(A block of data)
= = =
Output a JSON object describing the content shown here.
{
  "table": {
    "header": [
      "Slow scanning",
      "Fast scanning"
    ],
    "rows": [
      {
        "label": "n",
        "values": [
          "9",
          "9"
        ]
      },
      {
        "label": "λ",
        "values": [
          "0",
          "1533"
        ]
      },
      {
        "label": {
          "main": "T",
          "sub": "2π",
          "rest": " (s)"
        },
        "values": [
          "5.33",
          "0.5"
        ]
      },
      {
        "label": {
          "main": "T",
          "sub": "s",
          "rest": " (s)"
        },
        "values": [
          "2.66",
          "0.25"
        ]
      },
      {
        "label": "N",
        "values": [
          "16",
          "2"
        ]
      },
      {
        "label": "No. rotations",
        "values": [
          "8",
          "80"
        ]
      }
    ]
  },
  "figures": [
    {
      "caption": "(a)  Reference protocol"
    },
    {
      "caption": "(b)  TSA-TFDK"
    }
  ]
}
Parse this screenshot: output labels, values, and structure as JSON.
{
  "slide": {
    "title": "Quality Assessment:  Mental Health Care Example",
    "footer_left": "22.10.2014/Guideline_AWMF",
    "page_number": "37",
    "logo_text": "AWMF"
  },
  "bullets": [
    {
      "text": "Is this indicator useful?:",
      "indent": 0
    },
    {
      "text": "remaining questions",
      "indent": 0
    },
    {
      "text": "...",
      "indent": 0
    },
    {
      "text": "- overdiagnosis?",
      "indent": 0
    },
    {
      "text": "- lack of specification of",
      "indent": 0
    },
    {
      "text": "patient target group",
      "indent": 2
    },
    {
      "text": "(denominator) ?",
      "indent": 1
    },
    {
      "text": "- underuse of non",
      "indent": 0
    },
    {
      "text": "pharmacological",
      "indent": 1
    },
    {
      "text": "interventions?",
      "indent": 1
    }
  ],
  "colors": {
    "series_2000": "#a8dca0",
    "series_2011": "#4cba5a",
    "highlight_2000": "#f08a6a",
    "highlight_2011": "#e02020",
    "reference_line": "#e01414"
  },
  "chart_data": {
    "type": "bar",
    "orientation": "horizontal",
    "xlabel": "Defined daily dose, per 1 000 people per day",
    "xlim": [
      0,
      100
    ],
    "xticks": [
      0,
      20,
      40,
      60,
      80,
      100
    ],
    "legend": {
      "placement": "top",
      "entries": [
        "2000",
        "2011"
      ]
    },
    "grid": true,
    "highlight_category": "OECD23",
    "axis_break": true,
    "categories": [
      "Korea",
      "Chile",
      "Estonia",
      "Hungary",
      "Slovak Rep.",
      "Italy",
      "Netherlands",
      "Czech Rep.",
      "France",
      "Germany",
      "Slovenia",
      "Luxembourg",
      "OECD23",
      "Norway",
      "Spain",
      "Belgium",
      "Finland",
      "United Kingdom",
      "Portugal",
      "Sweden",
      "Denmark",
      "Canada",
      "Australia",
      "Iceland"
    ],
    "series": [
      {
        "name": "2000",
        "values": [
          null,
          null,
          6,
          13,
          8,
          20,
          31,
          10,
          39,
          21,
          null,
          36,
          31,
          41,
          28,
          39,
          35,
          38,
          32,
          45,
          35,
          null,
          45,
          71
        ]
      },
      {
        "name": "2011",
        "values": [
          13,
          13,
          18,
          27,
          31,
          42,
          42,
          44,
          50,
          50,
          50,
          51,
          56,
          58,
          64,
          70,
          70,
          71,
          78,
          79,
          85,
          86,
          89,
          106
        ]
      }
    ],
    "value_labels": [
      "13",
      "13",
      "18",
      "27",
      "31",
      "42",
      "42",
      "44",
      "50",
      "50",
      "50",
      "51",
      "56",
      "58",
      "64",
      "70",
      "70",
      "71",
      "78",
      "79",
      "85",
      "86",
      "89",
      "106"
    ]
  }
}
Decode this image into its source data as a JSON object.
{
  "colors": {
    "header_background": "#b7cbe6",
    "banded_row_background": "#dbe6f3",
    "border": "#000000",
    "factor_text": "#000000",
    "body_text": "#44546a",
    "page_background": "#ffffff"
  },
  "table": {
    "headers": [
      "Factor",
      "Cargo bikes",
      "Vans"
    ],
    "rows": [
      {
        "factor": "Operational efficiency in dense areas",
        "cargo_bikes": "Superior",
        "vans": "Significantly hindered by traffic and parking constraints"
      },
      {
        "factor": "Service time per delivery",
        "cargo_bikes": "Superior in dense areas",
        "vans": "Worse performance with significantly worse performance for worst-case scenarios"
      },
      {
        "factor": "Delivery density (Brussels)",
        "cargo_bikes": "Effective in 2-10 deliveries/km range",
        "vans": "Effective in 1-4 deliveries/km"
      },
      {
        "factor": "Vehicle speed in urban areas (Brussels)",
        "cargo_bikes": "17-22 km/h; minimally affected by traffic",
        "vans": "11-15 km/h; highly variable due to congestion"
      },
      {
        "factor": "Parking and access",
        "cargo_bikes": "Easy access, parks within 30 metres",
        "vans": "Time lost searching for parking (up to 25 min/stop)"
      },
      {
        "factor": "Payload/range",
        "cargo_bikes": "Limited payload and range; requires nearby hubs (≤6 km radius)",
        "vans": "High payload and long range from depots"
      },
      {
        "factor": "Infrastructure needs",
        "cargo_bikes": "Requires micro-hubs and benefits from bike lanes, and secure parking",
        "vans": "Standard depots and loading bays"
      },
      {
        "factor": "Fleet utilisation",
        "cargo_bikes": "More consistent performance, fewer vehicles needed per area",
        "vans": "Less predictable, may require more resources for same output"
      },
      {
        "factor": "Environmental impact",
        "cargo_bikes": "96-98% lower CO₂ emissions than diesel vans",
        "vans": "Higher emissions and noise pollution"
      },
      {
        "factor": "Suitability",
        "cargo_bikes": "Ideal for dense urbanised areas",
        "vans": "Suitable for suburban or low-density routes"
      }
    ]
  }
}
= = =
Repeat the material above in full, keeping every word.

Output a JSON object describing the content shown here.
{
  "table": {
    "header": [
      "Slow scanning",
      "Fast scanning"
    ],
    "rows": [
      {
        "label": "n",
        "values": [
          "9",
          "9"
        ]
      },
      {
        "label": "λ",
        "values": [
          "0",
          "1533"
        ]
      },
      {
        "label": {
          "main": "T",
          "sub": "2π",
          "rest": " (s)"
        },
        "values": [
          "5.33",
          "0.5"
        ]
      },
      {
        "label": {
          "main": "T",
          "sub": "s",
          "rest": " (s)"
        },
        "values": [
          "2.66",
          "0.25"
        ]
      },
      {
        "label": "N",
        "values": [
          "16",
          "2"
        ]
      },
      {
        "label": "No. rotations",
        "values": [
          "8",
          "80"
        ]
      }
    ]
  },
  "figures": [
    {
      "caption": "(a)  Reference protocol"
    },
    {
      "caption": "(b)  TSA-TFDK"
    }
  ]
}
Parse this screenshot: output labels, values, and structure as JSON.
{
  "slide": {
    "title": "Quality Assessment:  Mental Health Care Example",
    "footer_left": "22.10.2014/Guideline_AWMF",
    "page_number": "37",
    "logo_text": "AWMF"
  },
  "bullets": [
    {
      "text": "Is this indicator useful?:",
      "indent": 0
    },
    {
      "text": "remaining questions",
      "indent": 0
    },
    {
      "text": "...",
      "indent": 0
    },
    {
      "text": "- overdiagnosis?",
      "indent": 0
    },
    {
      "text": "- lack of specification of",
      "indent": 0
    },
    {
      "text": "patient target group",
      "indent": 2
    },
    {
      "text": "(denominator) ?",
      "indent": 1
    },
    {
      "text": "- underuse of non",
      "indent": 0
    },
    {
      "text": "pharmacological",
      "indent": 1
    },
    {
      "text": "interventions?",
      "indent": 1
    }
  ],
  "colors": {
    "series_2000": "#a8dca0",
    "series_2011": "#4cba5a",
    "highlight_2000": "#f08a6a",
    "highlight_2011": "#e02020",
    "reference_line": "#e01414"
  },
  "chart_data": {
    "type": "bar",
    "orientation": "horizontal",
    "xlabel": "Defined daily dose, per 1 000 people per day",
    "xlim": [
      0,
      100
    ],
    "xticks": [
      0,
      20,
      40,
      60,
      80,
      100
    ],
    "legend": {
      "placement": "top",
      "entries": [
        "2000",
        "2011"
      ]
    },
    "grid": true,
    "highlight_category": "OECD23",
    "axis_break": true,
    "categories": [
      "Korea",
      "Chile",
      "Estonia",
      "Hungary",
      "Slovak Rep.",
      "Italy",
      "Netherlands",
      "Czech Rep.",
      "France",
      "Germany",
      "Slovenia",
      "Luxembourg",
      "OECD23",
      "Norway",
      "Spain",
      "Belgium",
      "Finland",
      "United Kingdom",
      "Portugal",
      "Sweden",
      "Denmark",
      "Canada",
      "Australia",
      "Iceland"
    ],
    "series": [
      {
        "name": "2000",
        "values": [
          null,
          null,
          6,
          13,
          8,
          20,
          31,
          10,
          39,
          21,
          null,
          36,
          31,
          41,
          28,
          39,
          35,
          38,
          32,
          45,
          35,
          null,
          45,
          71
        ]
      },
      {
        "name": "2011",
        "values": [
          13,
          13,
          18,
          27,
          31,
          42,
          42,
          44,
          50,
          50,
          50,
          51,
          56,
          58,
          64,
          70,
          70,
          71,
          78,
          79,
          85,
          86,
          89,
          106
        ]
      }
    ],
    "value_labels": [
      "13",
      "13",
      "18",
      "27",
      "31",
      "42",
      "42",
      "44",
      "50",
      "50",
      "50",
      "51",
      "56",
      "58",
      "64",
      "70",
      "70",
      "71",
      "78",
      "79",
      "85",
      "86",
      "89",
      "106"
    ]
  }
}
Decode this image into its source data as a JSON object.
{
  "colors": {
    "header_background": "#b7cbe6",
    "banded_row_background": "#dbe6f3",
    "border": "#000000",
    "factor_text": "#000000",
    "body_text": "#44546a",
    "page_background": "#ffffff"
  },
  "table": {
    "headers": [
      "Factor",
      "Cargo bikes",
      "Vans"
    ],
    "rows": [
      {
        "factor": "Operational efficiency in dense areas",
        "cargo_bikes": "Superior",
        "vans": "Significantly hindered by traffic and parking constraints"
      },
      {
        "factor": "Service time per delivery",
        "cargo_bikes": "Superior in dense areas",
        "vans": "Worse performance with significantly worse performance for worst-case scenarios"
      },
      {
        "factor": "Delivery density (Brussels)",
        "cargo_bikes": "Effective in 2-10 deliveries/km range",
        "vans": "Effective in 1-4 deliveries/km"
      },
      {
        "factor": "Vehicle speed in urban areas (Brussels)",
        "cargo_bikes": "17-22 km/h; minimally affected by traffic",
        "vans": "11-15 km/h; highly variable due to congestion"
      },
      {
        "factor": "Parking and access",
        "cargo_bikes": "Easy access, parks within 30 metres",
        "vans": "Time lost searching for parking (up to 25 min/stop)"
      },
      {
        "factor": "Payload/range",
        "cargo_bikes": "Limited payload and range; requires nearby hubs (≤6 km radius)",
        "vans": "High payload and long range from depots"
      },
      {
        "factor": "Infrastructure needs",
        "cargo_bikes": "Requires micro-hubs and benefits from bike lanes, and secure parking",
        "vans": "Standard depots and loading bays"
      },
      {
        "factor": "Fleet utilisation",
        "cargo_bikes": "More consistent performance, fewer vehicles needed per area",
        "vans": "Less predictable, may require more resources for same output"
      },
      {
        "factor": "Environmental impact",
        "cargo_bikes": "96-98% lower CO₂ emissions than diesel vans",
        "vans": "Higher emissions and noise pollution"
      },
      {
        "factor": "Suitability",
        "cargo_bikes": "Ideal for dense urbanised areas",
        "vans": "Suitable for suburban or low-density routes"
      }
    ]
  }
}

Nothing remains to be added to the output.